> **Source excerpt**:

------------------------------------------------------------------------

How to train a BDT with ROOT::EnableImplicitMT() on LXPLUS

Dear Experts,

I have read that ROOT has the functionality to parallelise GradBoost BDT training in TMVA via using the ROOT::EnableImplicitMT().

I am trying to do this on LXPLUS (also tried it on HTCondor with setting RequestCpus along) with ROOT (I tried 6.20.06-x86_64-centos7-gcc8-opt and 6.22.06-x86_64-centos7-gcc8-opt) by adding at the top of my code the ROOT::EnableImplicitMT(4), to request 4 threads. Based on some other posts I read here, I also added ROOT::GetImplicitMTPoolSize() command to see if the command is actually received, which gives a positive result. The program runs without errors.

However, despite large file size (several millions of training events with around 25 branches each) I don’t see any notable difference in execution times. According to performance studies in this paper, BDT training with 4-cores should perform about twice faster than single-core case.

I failed to find a TMVA BDT training (not NN) example that demonstrates how this functionality works. All replies point to a simple inclusion of the command ROOT::EnableImplicitMT(n) into the code. Could you kindly provide a minimal setup that shows this functionality applied to TMVA BDT training?

Cheers,

Ogul

May be @moneta has an idea.

Hi,
Yes, this should be enough to enable to run it with multi-thread. Can you check , for example using top if you are actually running in multiple threads or a single thread mode ? You can see if CPU utilisation is more than 100%,

Cheers

Lorenzo

Hi,

I have the same problem with DNN, too. I would like to train DNN with multi-threading but it showed the number of threads is =1. I tried with ROOT v6.22.06 on HTCondor.

I use the example in $ROOTSYS/tutorials.

Best,
Jie

Hi,
What is printing if you are doing from the ROOT prompt ?

root [1] ROOT::EnableImplicitMT(0)
root [2] ROOT::GetThreadPoolSize()
(unsigned int) 16

------------------------------------------------------------------------

> **Data extract**:
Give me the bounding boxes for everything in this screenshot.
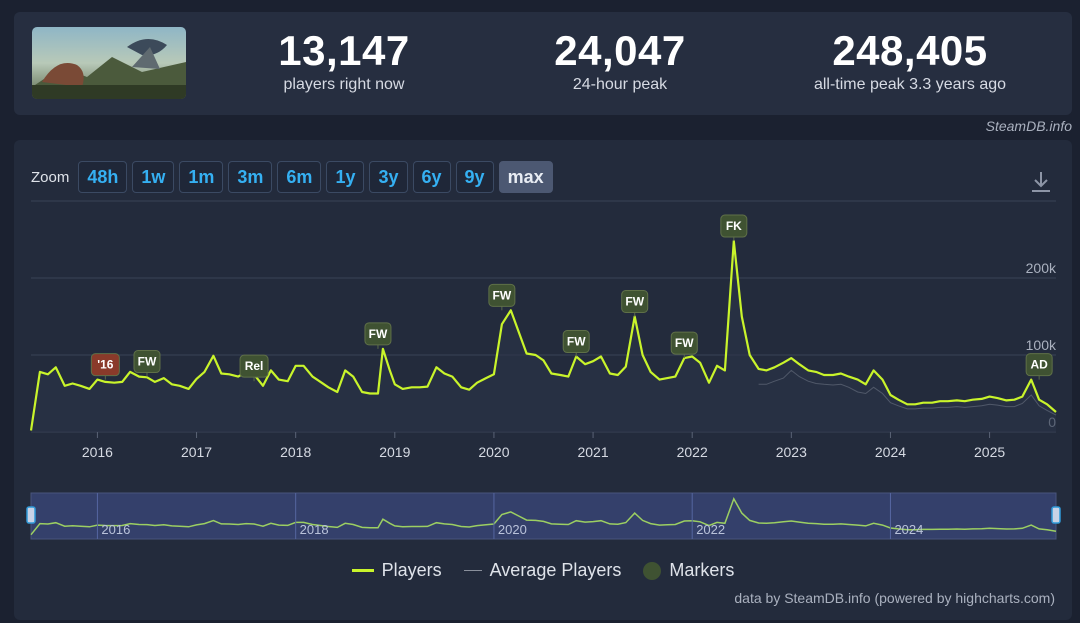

------------------------------------------------------------------------

> **Directions**:
(A) In the forum thread, what tool does Lorenzo suggest for checking whether the program actually runs in multiple threads?
(B) Please repeat the stretch of the forum thread from "I have the same" through "root [1] ROOT::EnableImplicitMT(0)", word for word.

> **Exercise answers**:
(A) The top command, to see whether CPU utilization is above 100%.

(B)
I have the same problem with DNN, too. I would like to train DNN with multi-threading but it showed the number of threads is =1. I tried with ROOT v6.22.06 on HTCondor.

I use the example in $ROOTSYS/tutorials.

Best,
Jie

Hi,
What is printing if you are doing from the ROOT prompt ?

root [1] ROOT::EnableImplicitMT(0)